__Written task__:
Check each line below for "государственных" and report how many have it, nothing else.

__Records shown__:
---------------
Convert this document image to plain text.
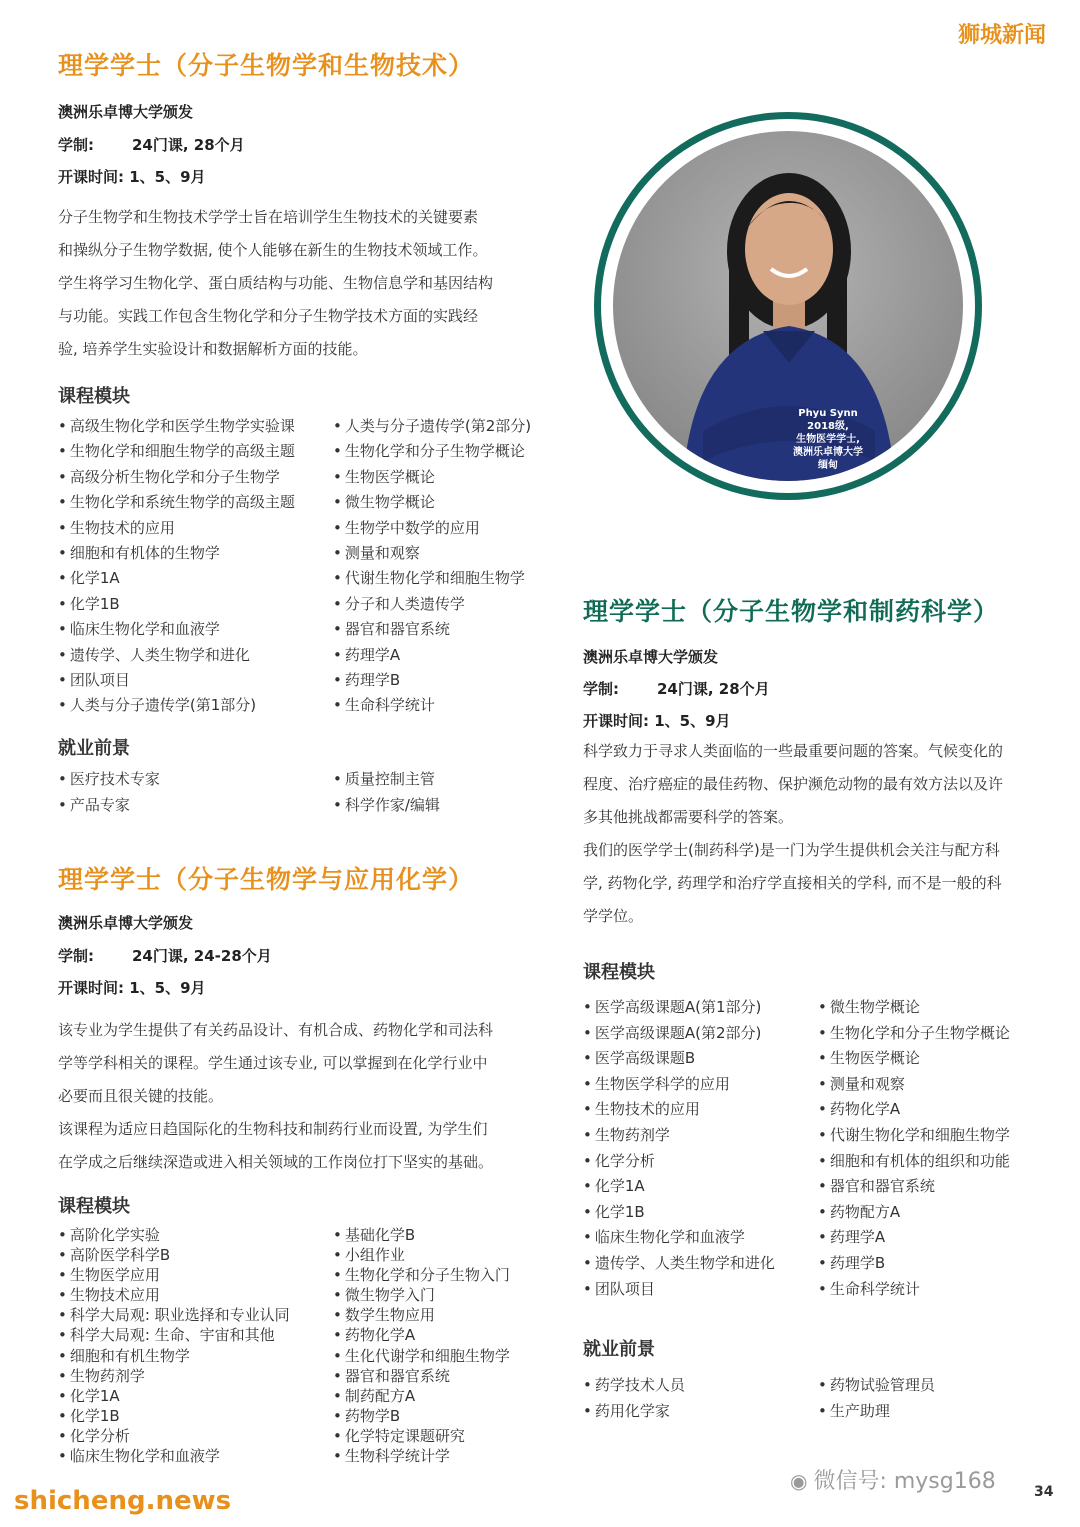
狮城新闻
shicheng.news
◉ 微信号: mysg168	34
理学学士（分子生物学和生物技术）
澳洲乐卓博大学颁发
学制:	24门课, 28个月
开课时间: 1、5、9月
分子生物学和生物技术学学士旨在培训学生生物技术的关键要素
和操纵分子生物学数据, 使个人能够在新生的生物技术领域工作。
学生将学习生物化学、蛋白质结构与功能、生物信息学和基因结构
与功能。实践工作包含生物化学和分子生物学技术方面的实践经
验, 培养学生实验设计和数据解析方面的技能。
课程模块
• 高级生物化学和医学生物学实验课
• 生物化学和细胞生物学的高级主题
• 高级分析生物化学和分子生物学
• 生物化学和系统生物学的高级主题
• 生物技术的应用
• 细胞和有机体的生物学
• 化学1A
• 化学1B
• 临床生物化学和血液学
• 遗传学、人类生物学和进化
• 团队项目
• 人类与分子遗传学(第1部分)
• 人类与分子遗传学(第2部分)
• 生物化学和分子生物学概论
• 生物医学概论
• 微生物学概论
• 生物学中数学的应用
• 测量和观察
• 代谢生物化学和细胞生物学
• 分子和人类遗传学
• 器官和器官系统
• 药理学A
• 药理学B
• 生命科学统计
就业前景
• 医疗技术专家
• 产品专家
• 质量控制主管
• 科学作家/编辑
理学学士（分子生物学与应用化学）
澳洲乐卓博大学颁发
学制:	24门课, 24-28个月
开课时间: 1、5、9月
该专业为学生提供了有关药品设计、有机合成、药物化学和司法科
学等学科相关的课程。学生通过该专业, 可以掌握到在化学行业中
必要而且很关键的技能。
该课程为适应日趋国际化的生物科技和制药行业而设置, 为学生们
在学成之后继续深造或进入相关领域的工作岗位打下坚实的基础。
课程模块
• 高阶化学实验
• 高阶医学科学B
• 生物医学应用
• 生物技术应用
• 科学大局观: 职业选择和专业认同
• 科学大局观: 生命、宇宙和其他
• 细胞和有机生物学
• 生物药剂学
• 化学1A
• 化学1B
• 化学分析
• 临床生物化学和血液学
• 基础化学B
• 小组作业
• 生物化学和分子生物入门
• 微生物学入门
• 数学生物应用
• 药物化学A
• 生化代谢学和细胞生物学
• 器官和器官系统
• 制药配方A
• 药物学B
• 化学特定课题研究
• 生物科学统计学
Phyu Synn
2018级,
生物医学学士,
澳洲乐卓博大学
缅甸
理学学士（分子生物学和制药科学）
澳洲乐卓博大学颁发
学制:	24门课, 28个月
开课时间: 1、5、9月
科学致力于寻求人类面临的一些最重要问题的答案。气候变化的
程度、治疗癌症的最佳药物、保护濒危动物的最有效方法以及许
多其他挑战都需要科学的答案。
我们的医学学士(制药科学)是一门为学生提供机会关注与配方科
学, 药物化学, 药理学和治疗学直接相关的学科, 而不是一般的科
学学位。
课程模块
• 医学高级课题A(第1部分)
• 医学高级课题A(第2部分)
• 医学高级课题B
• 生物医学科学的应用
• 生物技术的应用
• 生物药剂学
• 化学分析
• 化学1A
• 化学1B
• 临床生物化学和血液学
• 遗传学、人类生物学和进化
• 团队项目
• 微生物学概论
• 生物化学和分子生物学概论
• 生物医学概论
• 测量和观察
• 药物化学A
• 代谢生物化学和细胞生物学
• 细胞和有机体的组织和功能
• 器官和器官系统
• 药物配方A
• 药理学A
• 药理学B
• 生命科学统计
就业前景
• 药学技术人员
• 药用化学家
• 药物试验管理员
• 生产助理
---------------
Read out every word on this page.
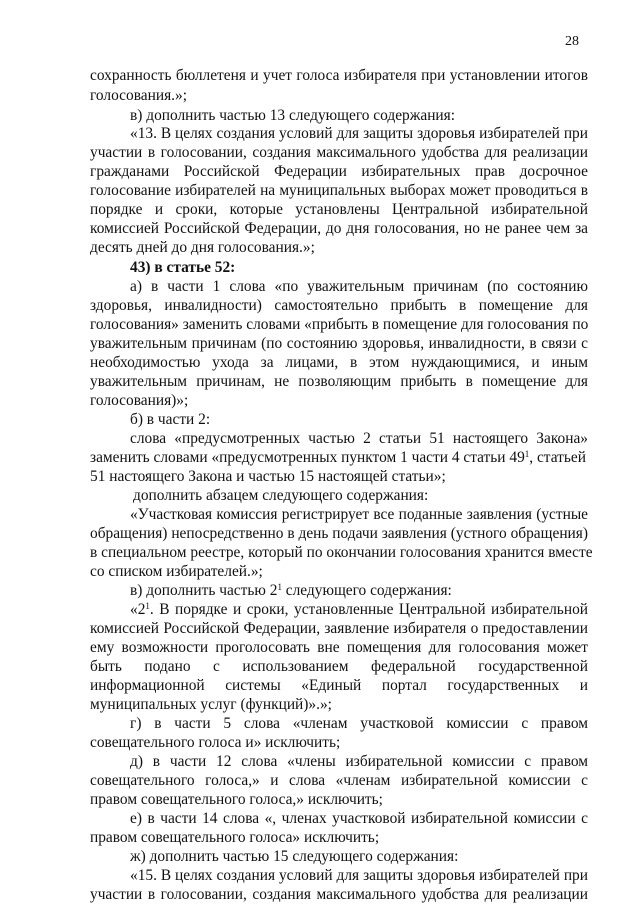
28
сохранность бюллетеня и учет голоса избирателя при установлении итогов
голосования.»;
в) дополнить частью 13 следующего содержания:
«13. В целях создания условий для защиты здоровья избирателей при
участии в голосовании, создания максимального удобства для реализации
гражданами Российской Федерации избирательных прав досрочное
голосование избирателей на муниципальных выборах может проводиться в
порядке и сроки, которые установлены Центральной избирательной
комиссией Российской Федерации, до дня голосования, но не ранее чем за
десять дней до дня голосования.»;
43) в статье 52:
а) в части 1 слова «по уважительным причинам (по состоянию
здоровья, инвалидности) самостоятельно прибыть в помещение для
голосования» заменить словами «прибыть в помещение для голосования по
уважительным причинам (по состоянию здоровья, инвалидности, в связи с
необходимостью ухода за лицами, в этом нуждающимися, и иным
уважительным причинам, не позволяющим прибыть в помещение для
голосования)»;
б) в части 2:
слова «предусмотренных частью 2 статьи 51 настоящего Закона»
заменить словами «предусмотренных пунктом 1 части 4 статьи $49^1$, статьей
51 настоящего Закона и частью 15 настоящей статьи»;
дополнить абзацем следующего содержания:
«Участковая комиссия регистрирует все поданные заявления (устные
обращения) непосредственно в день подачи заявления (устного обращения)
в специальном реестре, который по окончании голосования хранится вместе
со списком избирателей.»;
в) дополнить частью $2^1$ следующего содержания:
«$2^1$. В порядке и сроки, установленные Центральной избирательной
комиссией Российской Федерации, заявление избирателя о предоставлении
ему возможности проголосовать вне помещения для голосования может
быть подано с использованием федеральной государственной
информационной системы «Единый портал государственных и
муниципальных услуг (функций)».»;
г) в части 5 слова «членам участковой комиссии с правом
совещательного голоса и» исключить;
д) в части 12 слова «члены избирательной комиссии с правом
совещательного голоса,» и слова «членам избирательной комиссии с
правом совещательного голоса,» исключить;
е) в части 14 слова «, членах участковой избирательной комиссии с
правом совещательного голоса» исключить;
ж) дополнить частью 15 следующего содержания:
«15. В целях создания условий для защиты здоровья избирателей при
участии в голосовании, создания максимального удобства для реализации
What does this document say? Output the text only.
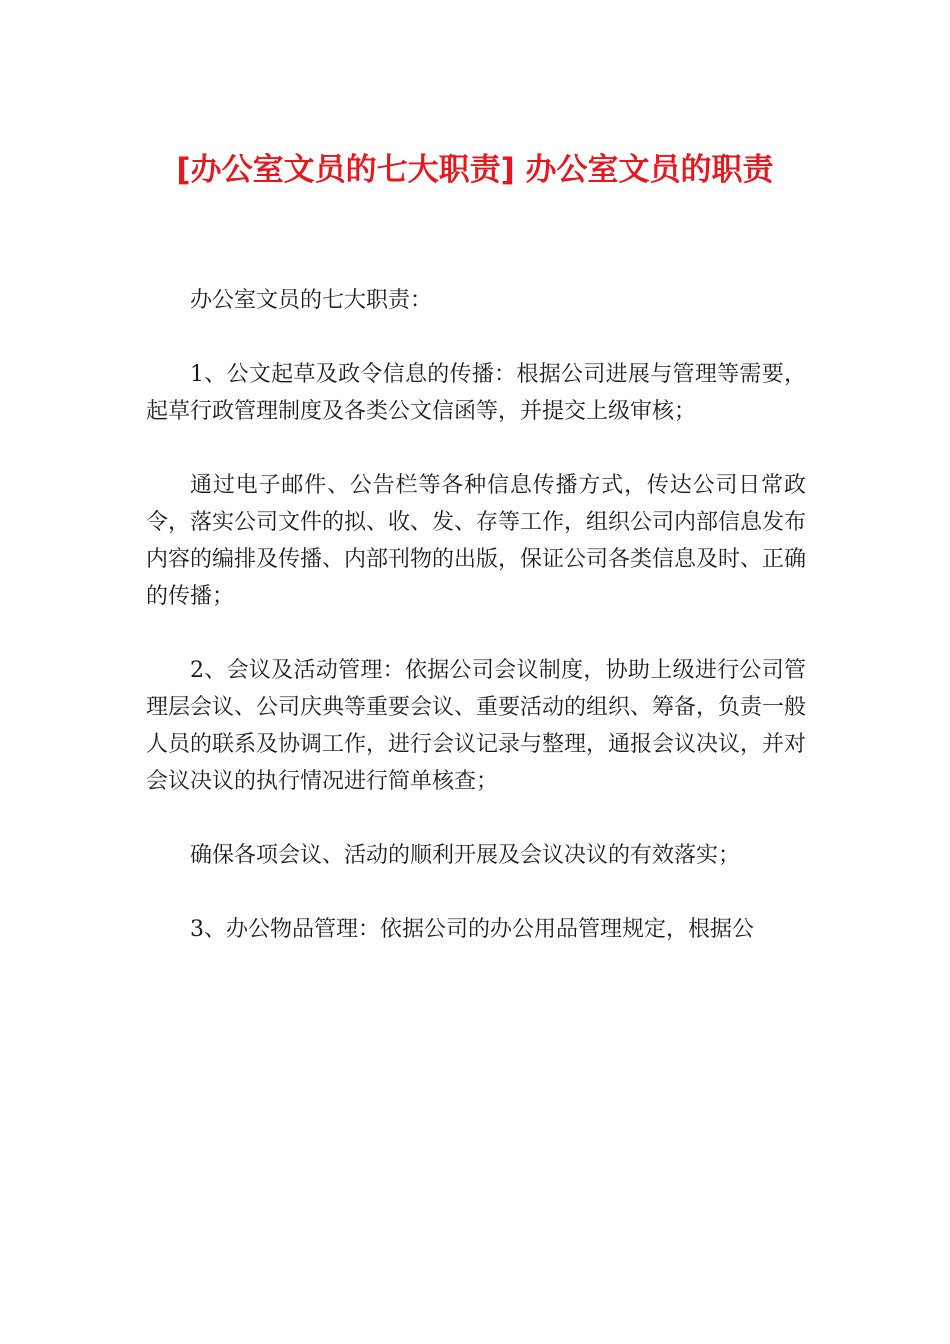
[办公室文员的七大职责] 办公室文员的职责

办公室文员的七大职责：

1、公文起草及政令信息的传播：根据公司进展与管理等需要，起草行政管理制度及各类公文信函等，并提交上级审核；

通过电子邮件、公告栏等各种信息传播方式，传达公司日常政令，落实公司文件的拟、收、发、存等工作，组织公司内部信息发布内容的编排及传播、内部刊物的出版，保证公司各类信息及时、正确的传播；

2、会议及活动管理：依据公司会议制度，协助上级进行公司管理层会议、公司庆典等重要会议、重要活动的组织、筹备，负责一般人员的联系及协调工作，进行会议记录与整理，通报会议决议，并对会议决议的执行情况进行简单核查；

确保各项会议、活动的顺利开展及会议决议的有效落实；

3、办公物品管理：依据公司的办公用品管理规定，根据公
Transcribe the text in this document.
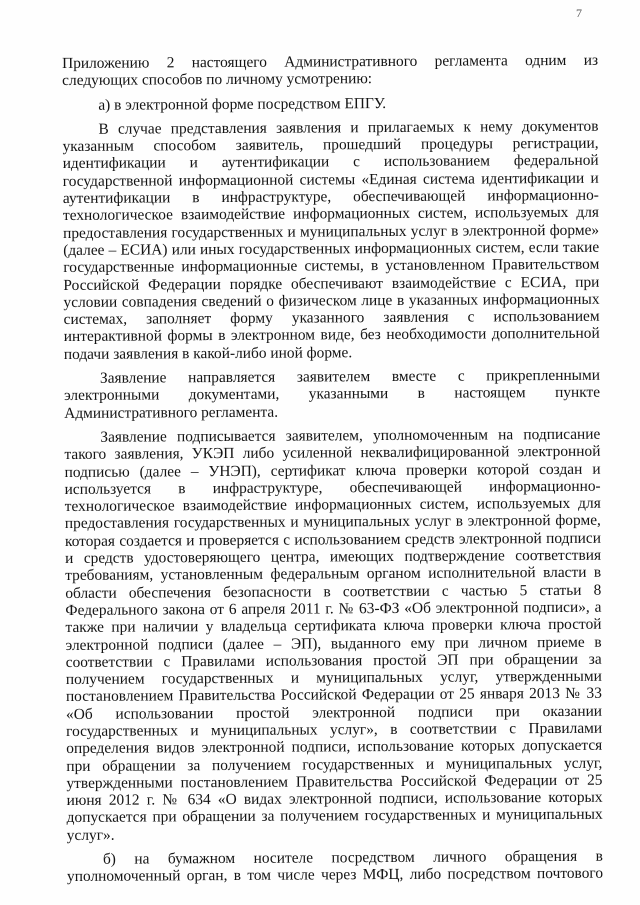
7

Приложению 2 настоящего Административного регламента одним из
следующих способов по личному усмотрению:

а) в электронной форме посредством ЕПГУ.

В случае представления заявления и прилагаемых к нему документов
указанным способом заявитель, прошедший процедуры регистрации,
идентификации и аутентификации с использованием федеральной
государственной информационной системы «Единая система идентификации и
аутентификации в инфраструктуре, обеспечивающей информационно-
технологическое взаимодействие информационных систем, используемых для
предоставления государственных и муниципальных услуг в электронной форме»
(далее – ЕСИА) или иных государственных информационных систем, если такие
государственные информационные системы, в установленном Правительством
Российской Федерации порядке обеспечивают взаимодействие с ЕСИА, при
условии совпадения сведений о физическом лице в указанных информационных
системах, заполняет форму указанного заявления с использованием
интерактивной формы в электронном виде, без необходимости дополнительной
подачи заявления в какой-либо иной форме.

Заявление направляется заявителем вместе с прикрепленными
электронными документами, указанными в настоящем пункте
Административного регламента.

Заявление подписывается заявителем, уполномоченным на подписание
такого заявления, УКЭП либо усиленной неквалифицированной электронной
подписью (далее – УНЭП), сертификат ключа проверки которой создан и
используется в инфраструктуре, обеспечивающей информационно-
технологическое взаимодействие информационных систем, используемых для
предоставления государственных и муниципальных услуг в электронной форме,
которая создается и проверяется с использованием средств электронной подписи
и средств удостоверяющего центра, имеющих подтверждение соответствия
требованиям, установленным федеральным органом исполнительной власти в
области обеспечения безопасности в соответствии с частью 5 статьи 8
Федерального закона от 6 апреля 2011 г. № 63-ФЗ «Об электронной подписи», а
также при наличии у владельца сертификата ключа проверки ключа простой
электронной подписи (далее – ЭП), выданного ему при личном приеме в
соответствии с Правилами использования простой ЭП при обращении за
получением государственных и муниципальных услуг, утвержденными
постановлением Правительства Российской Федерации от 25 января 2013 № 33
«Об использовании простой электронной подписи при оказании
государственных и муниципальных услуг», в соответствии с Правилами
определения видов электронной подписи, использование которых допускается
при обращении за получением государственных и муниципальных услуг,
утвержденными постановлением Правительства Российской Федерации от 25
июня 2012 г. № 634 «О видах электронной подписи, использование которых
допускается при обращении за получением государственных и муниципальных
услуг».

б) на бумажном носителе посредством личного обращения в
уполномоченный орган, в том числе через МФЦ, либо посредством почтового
---------------
__Final answer__:
8